## START

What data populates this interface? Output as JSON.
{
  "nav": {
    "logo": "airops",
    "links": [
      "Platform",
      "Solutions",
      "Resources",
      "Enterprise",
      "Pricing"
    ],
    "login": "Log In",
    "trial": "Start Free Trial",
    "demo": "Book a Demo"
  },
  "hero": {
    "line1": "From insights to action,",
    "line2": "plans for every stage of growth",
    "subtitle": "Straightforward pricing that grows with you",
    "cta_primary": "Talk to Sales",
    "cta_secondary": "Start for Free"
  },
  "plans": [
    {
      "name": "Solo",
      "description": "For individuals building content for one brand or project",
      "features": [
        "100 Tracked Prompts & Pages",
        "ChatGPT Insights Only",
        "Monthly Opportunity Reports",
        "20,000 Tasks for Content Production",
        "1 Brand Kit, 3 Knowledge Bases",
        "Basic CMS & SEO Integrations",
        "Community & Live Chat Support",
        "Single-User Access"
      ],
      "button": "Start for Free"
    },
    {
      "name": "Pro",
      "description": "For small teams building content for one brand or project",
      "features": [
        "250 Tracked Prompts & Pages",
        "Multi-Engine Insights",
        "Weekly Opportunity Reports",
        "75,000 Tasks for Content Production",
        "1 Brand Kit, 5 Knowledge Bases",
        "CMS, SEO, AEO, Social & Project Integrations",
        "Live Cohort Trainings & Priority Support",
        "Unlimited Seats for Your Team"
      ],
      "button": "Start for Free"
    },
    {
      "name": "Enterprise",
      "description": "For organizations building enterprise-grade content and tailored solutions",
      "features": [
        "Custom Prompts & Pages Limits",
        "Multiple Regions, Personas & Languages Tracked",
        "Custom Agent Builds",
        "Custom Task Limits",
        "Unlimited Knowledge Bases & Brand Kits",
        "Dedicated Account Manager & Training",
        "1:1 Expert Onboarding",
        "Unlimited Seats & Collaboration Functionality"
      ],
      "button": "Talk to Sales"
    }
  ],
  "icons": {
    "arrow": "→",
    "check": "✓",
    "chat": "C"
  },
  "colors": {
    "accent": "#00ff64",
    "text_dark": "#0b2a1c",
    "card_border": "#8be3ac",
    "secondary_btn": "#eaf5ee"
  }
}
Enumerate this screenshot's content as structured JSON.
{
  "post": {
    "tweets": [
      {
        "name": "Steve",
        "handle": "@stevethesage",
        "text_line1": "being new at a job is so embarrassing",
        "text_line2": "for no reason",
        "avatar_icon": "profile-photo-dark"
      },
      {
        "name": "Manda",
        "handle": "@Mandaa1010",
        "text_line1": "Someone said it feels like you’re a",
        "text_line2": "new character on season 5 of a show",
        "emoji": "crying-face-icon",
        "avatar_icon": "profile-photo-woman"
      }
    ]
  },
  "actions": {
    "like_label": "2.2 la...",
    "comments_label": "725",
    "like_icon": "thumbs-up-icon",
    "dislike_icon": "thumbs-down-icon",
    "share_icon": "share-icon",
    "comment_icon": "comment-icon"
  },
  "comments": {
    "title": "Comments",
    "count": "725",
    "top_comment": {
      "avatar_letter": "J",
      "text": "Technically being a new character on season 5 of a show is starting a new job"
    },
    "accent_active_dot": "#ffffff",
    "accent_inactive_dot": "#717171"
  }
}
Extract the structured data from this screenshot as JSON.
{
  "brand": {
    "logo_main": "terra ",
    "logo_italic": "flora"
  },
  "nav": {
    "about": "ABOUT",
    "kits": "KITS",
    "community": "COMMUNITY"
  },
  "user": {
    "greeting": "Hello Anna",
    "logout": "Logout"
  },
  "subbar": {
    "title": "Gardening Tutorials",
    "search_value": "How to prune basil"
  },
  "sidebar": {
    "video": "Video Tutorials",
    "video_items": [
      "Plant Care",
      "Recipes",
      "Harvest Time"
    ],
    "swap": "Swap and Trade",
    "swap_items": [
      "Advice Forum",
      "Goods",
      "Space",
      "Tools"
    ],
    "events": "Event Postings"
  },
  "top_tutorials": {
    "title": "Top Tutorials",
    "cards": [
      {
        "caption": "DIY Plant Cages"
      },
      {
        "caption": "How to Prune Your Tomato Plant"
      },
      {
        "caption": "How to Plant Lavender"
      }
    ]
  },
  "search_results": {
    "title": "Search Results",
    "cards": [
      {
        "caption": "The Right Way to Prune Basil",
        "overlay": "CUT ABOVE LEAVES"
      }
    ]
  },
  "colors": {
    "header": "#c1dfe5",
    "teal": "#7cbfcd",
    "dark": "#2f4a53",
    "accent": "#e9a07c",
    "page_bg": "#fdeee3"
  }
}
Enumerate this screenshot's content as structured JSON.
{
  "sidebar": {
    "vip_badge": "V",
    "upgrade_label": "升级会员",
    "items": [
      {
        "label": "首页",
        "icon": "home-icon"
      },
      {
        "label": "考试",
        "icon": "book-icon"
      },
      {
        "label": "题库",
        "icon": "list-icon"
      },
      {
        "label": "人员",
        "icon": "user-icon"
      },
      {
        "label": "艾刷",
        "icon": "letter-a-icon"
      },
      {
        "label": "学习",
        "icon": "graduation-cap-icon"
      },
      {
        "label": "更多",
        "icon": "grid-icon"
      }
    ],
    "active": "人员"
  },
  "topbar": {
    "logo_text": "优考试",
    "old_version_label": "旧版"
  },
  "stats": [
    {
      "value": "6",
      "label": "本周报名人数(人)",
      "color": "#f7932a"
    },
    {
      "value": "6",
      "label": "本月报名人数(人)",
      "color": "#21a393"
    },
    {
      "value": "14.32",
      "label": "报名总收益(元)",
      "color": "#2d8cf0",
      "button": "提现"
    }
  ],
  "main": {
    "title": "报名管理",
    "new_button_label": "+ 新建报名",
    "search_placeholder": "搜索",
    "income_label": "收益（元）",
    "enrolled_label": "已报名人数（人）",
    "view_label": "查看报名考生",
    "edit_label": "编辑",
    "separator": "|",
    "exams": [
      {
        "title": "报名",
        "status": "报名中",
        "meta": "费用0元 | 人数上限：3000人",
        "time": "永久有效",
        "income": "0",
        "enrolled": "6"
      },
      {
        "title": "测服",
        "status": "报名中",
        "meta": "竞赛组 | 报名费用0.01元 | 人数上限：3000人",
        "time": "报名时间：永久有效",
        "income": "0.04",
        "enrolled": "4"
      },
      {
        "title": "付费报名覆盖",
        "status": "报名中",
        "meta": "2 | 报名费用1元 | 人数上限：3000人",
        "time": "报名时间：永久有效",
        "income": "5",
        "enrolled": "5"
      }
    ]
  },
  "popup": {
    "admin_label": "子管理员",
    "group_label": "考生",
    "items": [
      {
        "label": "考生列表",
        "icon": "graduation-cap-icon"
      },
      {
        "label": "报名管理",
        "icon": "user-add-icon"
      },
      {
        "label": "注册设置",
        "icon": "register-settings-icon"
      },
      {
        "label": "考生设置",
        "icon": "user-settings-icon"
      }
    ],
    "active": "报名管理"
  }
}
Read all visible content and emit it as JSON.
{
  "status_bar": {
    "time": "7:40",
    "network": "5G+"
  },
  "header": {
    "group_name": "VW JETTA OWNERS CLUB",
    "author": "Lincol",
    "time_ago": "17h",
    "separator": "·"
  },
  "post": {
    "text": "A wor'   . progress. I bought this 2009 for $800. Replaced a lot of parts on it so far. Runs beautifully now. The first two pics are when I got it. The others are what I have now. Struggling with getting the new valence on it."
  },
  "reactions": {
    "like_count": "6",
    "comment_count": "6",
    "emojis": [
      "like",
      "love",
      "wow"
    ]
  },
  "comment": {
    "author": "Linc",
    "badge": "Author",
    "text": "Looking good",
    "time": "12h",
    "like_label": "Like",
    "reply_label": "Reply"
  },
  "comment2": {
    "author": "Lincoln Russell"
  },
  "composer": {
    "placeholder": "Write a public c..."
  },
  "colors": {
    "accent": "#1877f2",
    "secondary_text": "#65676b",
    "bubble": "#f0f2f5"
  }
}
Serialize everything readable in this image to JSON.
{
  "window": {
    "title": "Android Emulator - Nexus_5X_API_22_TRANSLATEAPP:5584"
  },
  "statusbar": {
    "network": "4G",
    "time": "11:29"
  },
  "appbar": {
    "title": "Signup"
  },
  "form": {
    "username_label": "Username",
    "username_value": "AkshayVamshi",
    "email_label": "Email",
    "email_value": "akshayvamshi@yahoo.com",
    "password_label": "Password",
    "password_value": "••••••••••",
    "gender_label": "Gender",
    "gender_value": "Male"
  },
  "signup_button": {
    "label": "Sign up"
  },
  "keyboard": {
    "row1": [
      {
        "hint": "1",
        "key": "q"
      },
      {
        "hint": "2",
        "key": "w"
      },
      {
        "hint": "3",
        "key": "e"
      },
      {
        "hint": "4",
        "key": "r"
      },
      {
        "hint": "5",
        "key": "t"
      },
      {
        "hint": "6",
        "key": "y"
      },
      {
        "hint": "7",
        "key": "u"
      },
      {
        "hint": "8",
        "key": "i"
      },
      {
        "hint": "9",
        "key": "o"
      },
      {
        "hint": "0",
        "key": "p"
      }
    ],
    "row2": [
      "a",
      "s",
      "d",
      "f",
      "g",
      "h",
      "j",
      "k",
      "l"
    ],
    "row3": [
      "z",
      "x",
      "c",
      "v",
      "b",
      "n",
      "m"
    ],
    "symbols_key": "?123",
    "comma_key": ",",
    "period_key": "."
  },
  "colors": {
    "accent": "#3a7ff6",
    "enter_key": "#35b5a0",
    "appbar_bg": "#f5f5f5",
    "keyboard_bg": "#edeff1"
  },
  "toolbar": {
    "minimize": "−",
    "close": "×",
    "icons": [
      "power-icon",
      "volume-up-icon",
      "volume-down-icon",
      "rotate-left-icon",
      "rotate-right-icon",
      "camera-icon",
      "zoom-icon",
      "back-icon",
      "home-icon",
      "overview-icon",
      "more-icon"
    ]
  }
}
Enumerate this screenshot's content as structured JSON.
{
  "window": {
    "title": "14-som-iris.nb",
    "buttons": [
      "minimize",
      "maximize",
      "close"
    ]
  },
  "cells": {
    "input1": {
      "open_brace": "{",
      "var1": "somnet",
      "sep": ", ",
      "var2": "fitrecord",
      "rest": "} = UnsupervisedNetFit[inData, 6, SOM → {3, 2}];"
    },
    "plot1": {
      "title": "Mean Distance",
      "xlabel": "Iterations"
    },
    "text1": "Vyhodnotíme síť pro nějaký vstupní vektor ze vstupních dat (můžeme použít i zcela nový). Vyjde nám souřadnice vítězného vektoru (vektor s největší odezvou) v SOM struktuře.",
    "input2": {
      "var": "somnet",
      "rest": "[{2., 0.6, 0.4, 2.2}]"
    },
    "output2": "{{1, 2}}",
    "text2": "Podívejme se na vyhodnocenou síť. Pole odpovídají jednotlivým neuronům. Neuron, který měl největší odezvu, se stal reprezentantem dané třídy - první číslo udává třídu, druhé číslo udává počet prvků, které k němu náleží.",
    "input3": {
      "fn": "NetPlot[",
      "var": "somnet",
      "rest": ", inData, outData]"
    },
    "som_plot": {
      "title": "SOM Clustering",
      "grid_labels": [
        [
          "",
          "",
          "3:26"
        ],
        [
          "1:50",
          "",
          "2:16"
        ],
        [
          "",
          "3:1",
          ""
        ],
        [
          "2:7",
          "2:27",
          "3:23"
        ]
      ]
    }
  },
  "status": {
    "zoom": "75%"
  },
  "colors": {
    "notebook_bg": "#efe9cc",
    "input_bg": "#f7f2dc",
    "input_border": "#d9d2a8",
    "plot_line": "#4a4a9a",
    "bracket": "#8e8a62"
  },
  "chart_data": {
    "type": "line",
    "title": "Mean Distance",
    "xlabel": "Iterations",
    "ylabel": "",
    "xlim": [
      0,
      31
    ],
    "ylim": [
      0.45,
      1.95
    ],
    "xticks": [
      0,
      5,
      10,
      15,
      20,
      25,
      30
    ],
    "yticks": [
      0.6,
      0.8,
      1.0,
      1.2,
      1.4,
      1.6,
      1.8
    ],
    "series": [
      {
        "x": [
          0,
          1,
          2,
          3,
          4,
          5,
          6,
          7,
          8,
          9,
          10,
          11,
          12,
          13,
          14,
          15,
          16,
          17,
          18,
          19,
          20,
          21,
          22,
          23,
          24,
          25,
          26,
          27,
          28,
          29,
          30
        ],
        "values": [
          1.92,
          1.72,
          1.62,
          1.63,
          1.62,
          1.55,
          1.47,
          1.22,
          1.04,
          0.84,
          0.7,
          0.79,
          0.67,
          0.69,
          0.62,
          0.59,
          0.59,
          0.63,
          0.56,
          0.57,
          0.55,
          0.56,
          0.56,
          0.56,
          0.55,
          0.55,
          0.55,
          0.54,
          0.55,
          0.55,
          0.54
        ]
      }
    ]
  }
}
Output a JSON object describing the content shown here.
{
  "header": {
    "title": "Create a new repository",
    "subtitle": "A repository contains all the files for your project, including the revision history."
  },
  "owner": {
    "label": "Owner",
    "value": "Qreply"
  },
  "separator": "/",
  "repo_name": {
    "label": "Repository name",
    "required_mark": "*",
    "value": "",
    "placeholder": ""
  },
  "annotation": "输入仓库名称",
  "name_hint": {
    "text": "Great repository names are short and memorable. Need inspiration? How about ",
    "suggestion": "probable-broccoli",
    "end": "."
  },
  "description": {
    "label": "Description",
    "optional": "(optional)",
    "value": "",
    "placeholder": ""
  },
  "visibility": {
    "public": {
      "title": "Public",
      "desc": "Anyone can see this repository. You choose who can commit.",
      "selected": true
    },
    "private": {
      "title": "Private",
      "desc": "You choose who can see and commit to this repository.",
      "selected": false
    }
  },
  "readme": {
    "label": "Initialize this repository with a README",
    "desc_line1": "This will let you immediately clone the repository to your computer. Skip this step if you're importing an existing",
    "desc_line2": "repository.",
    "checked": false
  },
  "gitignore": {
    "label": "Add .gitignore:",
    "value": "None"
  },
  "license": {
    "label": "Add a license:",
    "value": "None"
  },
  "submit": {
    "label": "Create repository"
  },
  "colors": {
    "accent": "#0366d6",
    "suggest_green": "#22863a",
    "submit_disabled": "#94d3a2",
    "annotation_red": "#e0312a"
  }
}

## END

* Request
Pull every line containing the word "character" out of the material.

* The result
        "text_line2": "new character on season 5 of a show",
      "text": "Technically being a new character on season 5 of a show is starting a new job"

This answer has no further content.